COURT EXERCICE 1: D'après l'article, sous quel sous-titre français le film Tesnota est-il présenté ?
COURT EXERCICE 2: Recopiez le passage de l'article situé entre « La révélation cannoise » et « de Little Odessa. », bornes comprises.

PAGE:
* * * *

L’actrice Darya Zhovner à Cannes, le 24 mai 2017. | STEPHAN VANFLETEREN POUR « LE MONDE »

Un certain regard

La révélation cannoise de cette 70e édition, n’allons pas la chercher plus loin : c’est ce premier long-métrage russe du jeune Kantemir Balagov, né en 1991 à Naltchik, ­capitale de la République caucasienne de Kabardino-Balkarie. Elève du prince de l’élégie Alexandre Sokourov, Balagov a retenu un fait divers qui s’est précisément déroulé dans sa ville natale en 1998 pour passer à l’action cinématographique. Il a bien fait, tout dans son film – où se télescopent la montée des antagonismes ethniques, la tragédie familiale et le polar – évoque le James Gray de Little Odessa.

Des fiançailles juives ouvrent le drame. Le talent du cinéaste éclate dès ces scènes d’ouverture. Ecran carré, couleurs chaudes, plans serrés, saturation rapide de la présence humaine dans le cadre, prolixité du hors-champ : tout ici indique la chaleur, l’affectivité, la solidarité vitale de la cellule familiale, regroupée autour de ses coutumes. Ilana, fille au charme électrique qui tient du garçon manqué, travaille avec son père dans le garage familial. En rentrant chez eux pour assister à ce repas de fête, elle croise son frère, avec lequel elle traîne quelques instants sur le côté de la maison pour partager une cigarette avec lui. Cette scène-là, avec ses gestes, ses ­confidences, ses caresses bourrues, sa provocation sensuelle aussi, suggère en même temps l’inquiétude étouffante de la promiscuité familiale, son horizon incestueux. Tesnota, titre russe de ce film (dont le sous-titre français est Une vie étroite), renvoie à ce sentiment de malaise lié à une trop grande exiguïté de l’espace partagé avec autrui.

* * * *

Données des éléments et des régions:
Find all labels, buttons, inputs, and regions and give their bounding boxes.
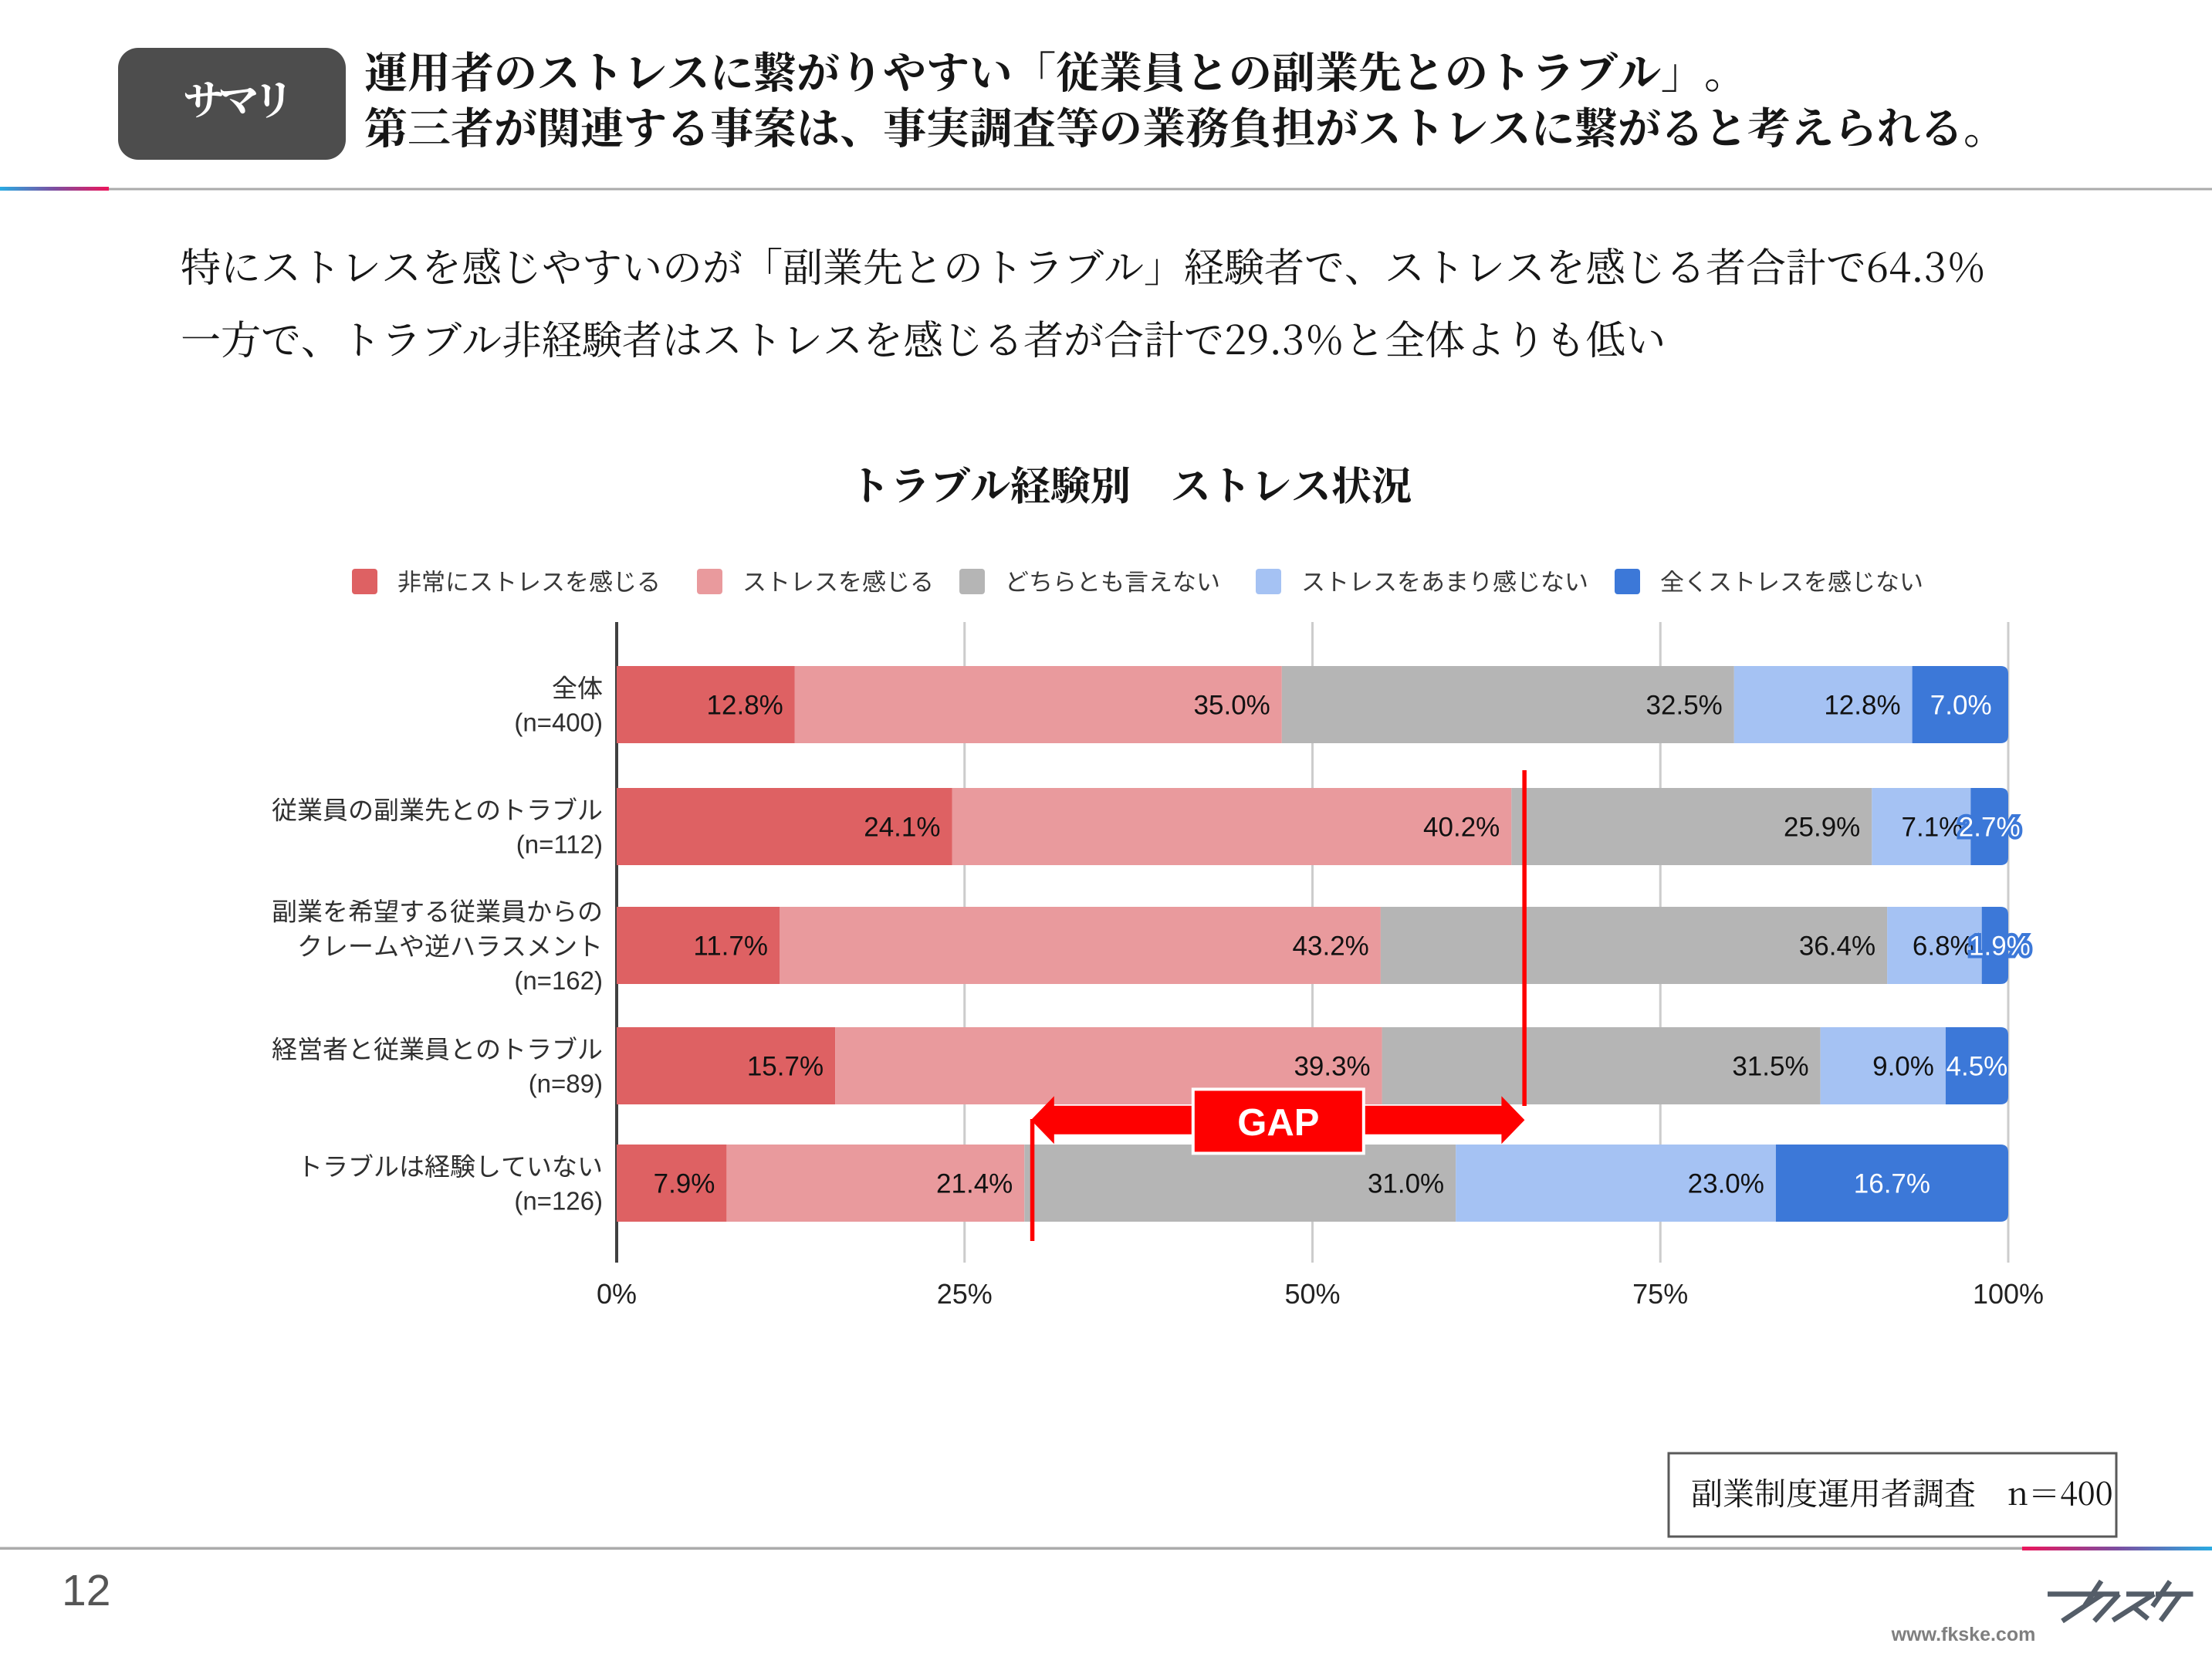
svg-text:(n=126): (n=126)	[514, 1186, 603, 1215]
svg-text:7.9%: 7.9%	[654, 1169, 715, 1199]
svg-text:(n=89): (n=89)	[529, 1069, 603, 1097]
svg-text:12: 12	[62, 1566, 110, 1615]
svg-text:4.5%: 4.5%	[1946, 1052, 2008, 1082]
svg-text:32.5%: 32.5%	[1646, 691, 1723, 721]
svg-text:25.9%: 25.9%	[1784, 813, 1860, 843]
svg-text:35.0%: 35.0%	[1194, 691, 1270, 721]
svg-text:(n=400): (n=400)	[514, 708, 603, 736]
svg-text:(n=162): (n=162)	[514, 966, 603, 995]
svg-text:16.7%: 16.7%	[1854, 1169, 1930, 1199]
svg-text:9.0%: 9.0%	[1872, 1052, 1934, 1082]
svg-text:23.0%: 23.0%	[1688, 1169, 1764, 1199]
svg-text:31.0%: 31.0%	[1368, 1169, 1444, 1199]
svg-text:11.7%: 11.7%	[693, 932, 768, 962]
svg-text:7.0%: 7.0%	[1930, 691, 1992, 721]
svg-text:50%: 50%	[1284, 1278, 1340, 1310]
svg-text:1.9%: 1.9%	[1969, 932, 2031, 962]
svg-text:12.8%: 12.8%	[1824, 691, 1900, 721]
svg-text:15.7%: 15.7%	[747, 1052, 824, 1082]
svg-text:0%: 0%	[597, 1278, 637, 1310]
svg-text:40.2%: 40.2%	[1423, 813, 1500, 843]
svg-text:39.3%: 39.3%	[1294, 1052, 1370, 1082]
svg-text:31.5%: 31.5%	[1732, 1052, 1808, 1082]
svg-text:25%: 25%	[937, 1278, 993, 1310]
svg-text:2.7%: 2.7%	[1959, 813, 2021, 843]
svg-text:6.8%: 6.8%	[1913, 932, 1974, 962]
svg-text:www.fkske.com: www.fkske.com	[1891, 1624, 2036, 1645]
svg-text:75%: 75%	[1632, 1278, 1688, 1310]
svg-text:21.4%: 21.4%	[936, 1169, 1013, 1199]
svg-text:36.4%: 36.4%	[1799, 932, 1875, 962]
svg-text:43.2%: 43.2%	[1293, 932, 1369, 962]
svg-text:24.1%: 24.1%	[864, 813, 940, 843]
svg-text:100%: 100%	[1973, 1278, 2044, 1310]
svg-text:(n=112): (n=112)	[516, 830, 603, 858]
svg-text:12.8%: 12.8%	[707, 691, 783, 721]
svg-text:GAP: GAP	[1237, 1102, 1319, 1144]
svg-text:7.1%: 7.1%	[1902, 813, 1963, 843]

* * * *

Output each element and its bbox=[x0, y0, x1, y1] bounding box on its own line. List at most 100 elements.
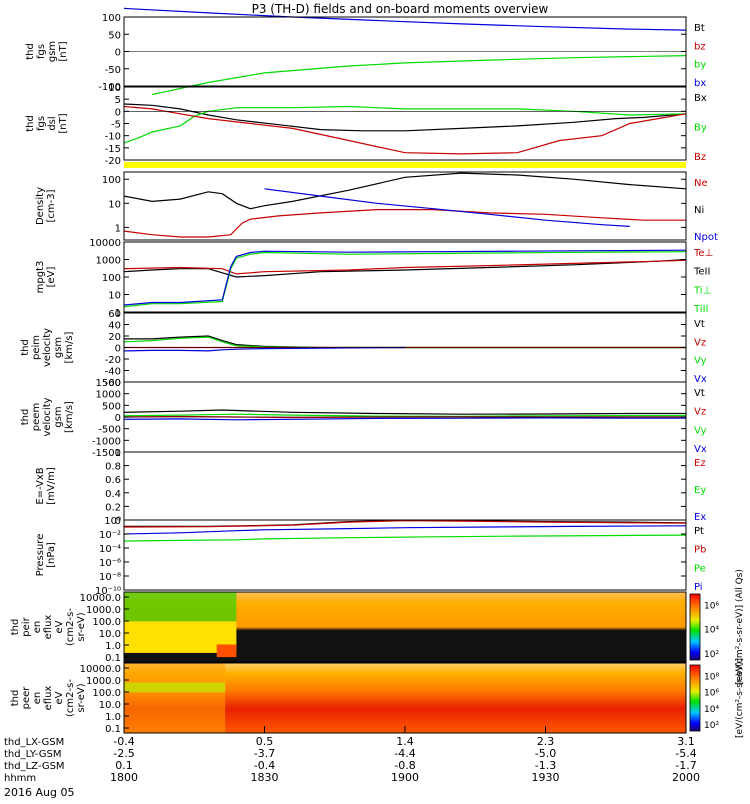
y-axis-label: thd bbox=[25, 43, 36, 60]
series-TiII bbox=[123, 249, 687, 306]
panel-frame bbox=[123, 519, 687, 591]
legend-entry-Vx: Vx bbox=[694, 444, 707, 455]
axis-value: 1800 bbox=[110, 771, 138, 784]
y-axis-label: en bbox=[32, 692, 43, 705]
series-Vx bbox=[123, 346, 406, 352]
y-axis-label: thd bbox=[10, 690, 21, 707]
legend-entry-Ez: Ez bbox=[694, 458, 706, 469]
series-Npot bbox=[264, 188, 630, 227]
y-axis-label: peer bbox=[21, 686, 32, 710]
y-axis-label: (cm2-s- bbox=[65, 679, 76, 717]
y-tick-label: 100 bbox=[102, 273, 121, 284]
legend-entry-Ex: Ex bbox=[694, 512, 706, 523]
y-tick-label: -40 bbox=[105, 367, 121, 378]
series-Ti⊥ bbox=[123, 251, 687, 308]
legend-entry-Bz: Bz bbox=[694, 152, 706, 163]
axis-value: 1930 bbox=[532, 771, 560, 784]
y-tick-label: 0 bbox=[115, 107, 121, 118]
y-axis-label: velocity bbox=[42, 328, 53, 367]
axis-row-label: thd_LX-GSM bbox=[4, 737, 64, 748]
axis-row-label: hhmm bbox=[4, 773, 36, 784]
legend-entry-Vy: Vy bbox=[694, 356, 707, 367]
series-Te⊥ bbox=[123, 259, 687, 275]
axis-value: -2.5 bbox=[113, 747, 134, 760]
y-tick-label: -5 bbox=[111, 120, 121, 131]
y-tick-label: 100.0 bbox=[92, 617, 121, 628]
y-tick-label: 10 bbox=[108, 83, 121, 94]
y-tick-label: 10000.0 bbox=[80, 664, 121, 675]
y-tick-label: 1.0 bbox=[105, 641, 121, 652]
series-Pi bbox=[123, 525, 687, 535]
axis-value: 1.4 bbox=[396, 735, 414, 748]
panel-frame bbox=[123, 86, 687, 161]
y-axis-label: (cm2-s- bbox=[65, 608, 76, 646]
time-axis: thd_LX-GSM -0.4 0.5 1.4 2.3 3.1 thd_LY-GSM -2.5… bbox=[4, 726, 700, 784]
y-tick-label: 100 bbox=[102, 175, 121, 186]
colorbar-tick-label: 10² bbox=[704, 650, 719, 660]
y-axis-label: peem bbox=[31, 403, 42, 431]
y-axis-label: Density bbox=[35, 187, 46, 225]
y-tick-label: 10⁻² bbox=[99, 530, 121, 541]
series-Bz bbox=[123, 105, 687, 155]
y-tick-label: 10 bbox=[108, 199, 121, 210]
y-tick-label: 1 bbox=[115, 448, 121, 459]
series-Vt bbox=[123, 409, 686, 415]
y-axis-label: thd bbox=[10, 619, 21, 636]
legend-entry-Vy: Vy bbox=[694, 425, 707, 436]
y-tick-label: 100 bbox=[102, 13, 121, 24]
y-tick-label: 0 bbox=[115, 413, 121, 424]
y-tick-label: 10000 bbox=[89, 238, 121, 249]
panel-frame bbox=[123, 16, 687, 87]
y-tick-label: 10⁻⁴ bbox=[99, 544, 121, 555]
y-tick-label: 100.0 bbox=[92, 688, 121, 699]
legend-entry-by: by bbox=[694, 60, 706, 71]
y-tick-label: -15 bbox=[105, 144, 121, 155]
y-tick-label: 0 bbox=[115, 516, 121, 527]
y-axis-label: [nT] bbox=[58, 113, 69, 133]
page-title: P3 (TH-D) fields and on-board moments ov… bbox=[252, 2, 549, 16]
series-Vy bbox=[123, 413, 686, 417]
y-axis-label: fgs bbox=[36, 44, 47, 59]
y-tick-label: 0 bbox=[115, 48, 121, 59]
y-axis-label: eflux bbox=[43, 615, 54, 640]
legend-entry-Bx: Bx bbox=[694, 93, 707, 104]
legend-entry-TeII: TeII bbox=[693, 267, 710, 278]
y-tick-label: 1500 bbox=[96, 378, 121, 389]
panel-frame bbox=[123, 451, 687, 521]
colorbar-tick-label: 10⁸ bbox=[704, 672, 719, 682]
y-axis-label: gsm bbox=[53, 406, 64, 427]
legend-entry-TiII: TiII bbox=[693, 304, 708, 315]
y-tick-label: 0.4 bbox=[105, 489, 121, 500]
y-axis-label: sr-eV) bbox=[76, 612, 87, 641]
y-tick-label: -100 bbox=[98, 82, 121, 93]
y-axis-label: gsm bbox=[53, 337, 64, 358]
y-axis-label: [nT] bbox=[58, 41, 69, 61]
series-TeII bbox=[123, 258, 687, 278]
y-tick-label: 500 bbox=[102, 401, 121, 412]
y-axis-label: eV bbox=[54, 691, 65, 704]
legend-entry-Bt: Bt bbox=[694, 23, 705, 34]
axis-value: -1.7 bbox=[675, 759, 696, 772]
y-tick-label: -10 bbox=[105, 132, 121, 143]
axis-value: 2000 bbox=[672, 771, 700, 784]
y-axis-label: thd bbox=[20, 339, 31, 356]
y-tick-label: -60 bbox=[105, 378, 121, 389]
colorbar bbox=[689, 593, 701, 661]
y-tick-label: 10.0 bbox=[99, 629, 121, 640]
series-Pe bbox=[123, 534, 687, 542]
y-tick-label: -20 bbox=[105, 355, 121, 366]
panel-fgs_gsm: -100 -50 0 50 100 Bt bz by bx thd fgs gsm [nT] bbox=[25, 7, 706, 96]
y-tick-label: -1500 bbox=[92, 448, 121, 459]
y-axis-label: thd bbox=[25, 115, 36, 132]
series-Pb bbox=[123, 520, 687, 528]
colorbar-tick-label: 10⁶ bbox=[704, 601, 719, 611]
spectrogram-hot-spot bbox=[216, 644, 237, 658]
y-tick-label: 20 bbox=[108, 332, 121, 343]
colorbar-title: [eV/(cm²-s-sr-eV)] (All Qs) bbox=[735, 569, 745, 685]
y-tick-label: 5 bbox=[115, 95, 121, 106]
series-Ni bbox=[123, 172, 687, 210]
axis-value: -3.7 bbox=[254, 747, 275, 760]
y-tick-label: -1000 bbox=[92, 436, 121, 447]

* * * *

RÉSULTAT CORRECT 1: Une vie étroite.

RÉSULTAT CORRECT 2:
La révélation cannoise de cette 70e édition, n’allons pas la chercher plus loin : c’est ce premier long-métrage russe du jeune Kantemir Balagov, né en 1991 à Naltchik, ­capitale de la République caucasienne de Kabardino-Balkarie. Elève du prince de l’élégie Alexandre Sokourov, Balagov a retenu un fait divers qui s’est précisément déroulé dans sa ville natale en 1998 pour passer à l’action cinématographique. Il a bien fait, tout dans son film – où se télescopent la montée des antagonismes ethniques, la tragédie familiale et le polar – évoque le James Gray de Little Odessa.